=== Data lines ===
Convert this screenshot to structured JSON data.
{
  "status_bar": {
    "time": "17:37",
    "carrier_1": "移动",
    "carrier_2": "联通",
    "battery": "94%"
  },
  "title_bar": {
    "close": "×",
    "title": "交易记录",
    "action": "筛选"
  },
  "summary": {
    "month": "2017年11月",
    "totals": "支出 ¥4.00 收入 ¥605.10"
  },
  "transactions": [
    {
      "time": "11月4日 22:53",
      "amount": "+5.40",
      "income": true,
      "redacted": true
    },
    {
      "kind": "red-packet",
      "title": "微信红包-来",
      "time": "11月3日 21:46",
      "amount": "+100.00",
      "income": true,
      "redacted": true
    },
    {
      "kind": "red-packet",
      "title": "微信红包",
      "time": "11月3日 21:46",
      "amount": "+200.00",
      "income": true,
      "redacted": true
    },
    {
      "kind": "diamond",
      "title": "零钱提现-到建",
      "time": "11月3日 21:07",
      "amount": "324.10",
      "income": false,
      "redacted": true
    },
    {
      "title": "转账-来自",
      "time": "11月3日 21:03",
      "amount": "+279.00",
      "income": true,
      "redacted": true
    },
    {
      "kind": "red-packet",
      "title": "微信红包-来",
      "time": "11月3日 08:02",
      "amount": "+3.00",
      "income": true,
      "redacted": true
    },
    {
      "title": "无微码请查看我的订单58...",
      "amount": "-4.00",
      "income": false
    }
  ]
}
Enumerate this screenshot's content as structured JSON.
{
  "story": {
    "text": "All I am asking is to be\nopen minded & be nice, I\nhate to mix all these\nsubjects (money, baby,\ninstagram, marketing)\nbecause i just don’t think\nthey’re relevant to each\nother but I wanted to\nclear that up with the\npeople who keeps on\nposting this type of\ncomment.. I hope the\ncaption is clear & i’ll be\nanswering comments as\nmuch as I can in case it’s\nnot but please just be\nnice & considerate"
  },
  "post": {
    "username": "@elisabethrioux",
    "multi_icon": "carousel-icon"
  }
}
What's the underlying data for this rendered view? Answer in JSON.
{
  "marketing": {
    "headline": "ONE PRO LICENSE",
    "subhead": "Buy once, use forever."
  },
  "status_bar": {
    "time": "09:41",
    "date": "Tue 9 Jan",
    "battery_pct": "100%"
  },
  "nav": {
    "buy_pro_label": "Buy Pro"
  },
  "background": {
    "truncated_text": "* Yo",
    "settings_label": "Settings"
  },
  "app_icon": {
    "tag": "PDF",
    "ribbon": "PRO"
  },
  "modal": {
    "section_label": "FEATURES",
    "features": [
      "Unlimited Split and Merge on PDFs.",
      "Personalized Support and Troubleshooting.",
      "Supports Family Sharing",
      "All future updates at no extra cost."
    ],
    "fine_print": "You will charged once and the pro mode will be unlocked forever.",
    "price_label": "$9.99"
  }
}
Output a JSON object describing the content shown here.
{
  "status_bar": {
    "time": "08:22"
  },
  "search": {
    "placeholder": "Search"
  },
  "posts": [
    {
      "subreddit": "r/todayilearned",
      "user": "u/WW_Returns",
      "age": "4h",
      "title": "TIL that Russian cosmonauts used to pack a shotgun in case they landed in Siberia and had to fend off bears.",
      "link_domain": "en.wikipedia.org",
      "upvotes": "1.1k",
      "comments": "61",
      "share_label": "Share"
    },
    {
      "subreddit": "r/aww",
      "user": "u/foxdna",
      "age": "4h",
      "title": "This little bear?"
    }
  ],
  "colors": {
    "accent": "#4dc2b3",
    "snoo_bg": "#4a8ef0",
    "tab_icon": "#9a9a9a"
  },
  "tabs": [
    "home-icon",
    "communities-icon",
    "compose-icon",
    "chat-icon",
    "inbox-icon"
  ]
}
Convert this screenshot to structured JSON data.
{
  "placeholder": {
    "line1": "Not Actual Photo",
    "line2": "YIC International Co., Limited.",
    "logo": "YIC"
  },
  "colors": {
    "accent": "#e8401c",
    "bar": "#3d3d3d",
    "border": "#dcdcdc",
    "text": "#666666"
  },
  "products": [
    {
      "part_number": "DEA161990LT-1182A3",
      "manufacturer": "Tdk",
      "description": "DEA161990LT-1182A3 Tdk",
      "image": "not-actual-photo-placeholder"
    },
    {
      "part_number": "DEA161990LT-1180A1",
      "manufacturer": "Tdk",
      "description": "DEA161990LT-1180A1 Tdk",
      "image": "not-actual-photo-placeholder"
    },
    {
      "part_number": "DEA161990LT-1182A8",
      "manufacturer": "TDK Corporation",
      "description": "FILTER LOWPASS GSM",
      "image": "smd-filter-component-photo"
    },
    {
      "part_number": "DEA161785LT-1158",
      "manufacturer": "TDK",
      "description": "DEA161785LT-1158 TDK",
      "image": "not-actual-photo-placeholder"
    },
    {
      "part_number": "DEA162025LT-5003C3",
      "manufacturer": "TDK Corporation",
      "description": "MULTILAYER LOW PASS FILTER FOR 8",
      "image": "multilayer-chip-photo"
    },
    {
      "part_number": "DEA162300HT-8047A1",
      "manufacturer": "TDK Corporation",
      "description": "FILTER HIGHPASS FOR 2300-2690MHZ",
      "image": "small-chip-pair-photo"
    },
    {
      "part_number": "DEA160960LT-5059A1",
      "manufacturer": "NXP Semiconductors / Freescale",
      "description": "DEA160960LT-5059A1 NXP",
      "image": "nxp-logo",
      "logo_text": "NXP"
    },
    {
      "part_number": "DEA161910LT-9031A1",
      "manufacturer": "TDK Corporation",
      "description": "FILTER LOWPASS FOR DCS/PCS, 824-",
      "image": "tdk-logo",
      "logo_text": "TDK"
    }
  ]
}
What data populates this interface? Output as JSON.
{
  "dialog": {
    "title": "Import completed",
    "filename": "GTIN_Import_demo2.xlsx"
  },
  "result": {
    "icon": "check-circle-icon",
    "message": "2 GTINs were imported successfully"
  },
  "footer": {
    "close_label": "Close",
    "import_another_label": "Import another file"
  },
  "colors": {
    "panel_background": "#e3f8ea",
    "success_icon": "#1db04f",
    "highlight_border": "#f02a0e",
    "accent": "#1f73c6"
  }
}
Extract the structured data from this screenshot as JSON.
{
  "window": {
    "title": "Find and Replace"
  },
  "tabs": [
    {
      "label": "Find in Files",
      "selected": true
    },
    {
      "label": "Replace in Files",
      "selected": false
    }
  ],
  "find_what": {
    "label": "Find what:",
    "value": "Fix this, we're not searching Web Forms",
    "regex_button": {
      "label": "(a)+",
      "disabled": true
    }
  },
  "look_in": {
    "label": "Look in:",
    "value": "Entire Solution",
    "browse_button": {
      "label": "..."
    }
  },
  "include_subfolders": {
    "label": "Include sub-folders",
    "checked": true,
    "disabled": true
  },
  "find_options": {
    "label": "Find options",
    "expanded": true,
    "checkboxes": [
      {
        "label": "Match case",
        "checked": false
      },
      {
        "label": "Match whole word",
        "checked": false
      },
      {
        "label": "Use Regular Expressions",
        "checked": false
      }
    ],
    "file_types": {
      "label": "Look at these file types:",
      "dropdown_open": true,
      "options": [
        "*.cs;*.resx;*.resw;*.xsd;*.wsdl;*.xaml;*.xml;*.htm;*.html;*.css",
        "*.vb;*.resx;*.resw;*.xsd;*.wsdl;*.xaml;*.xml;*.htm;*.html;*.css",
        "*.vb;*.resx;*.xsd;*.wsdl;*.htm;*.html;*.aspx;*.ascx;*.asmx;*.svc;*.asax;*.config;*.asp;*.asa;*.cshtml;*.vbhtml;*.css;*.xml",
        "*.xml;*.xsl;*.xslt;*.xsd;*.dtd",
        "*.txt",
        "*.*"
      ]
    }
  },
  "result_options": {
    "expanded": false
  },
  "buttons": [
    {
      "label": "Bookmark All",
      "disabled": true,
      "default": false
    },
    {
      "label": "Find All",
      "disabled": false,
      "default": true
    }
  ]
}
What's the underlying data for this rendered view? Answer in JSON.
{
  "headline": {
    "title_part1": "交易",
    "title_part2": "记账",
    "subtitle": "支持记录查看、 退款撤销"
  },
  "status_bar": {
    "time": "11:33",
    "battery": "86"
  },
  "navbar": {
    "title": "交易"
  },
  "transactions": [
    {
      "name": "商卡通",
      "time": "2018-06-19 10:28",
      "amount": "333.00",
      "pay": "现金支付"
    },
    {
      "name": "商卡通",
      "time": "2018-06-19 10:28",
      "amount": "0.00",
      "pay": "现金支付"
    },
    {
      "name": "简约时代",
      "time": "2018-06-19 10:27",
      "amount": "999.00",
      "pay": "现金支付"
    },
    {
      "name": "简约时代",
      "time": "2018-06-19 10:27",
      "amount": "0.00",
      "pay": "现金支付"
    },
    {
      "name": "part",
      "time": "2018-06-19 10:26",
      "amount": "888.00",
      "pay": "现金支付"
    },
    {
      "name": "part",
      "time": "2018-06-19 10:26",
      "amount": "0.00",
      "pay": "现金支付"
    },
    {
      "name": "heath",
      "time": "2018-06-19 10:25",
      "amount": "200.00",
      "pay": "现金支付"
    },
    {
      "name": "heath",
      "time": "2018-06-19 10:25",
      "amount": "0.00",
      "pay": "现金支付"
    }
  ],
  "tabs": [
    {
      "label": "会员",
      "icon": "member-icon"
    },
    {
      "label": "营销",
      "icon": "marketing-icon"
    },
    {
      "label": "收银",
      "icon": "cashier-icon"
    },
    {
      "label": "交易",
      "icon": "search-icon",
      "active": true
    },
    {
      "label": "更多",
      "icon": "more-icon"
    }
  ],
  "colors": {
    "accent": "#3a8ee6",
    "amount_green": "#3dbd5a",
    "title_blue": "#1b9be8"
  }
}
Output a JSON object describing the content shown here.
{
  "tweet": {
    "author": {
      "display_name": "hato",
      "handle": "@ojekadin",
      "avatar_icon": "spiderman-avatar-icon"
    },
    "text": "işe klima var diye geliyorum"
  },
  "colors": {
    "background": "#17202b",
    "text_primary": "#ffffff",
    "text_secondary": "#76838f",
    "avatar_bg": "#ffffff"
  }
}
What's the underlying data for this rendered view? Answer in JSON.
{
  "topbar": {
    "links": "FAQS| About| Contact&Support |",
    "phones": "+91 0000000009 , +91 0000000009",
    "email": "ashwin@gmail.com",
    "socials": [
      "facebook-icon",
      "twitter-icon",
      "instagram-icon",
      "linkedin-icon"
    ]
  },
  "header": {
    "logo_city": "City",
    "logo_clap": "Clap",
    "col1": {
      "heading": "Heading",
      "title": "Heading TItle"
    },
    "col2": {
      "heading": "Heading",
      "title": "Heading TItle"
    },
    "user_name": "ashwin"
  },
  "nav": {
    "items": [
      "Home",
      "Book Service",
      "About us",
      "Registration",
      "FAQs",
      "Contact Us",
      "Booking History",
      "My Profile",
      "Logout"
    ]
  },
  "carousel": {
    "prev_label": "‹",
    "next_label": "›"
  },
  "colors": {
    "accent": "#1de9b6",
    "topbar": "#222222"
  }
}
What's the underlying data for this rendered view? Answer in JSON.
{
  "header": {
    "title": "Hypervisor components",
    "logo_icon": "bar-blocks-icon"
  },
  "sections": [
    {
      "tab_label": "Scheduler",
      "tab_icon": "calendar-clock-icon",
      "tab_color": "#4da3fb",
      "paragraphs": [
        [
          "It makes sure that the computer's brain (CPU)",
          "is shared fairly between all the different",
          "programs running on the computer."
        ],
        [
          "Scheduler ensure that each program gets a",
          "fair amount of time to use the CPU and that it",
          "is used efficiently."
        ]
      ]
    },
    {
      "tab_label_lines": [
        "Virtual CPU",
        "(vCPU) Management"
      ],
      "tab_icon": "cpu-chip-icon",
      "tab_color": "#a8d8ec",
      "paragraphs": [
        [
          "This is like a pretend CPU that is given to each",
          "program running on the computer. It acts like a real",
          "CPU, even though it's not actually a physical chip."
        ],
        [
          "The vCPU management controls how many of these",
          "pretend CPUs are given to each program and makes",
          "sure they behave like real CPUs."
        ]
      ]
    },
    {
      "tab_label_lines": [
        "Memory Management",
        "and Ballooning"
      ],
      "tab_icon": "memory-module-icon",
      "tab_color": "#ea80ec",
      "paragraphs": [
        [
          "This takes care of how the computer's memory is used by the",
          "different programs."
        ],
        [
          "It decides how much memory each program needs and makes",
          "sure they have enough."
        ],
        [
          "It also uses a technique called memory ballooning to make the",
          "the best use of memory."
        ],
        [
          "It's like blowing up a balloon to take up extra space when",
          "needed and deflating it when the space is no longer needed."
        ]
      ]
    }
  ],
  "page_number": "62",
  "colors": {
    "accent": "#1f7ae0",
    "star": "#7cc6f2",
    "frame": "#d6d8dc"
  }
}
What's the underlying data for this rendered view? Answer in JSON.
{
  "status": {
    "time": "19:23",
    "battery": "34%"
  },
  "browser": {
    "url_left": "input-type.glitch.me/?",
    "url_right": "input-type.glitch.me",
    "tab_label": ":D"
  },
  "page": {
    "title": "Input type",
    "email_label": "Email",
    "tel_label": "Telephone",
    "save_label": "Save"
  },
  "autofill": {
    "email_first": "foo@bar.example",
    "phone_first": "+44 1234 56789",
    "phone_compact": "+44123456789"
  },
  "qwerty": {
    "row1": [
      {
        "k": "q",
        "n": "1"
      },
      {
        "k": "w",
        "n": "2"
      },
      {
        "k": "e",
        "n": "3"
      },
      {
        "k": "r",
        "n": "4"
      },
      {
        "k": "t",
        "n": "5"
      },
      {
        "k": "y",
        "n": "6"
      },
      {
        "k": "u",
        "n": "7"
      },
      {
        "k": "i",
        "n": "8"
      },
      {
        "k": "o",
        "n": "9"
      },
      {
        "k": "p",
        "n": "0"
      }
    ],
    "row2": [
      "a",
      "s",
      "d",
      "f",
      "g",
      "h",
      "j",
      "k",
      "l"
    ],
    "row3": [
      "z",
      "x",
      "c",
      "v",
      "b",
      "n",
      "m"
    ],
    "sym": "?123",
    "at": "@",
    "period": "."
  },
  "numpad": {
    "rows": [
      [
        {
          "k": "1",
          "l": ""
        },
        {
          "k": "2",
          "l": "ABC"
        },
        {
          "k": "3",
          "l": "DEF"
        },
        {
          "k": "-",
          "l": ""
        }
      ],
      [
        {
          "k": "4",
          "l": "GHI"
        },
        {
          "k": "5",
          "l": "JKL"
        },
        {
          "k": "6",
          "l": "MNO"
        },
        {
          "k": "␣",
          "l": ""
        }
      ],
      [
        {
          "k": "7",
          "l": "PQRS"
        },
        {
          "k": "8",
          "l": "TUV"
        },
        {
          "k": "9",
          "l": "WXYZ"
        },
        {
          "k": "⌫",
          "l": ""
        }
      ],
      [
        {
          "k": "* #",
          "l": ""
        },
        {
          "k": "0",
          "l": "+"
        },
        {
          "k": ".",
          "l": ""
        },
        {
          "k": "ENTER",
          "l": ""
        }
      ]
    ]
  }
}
===
*Written problem*. Pull every line containing "used" out of the data above.

*Exercise result*.
      "title": "TIL that Russian cosmonauts used to pack a shotgun in case they landed in Siberia and had to fend off bears.",
          "is used efficiently."
          "This takes care of how the computer's memory is used by the",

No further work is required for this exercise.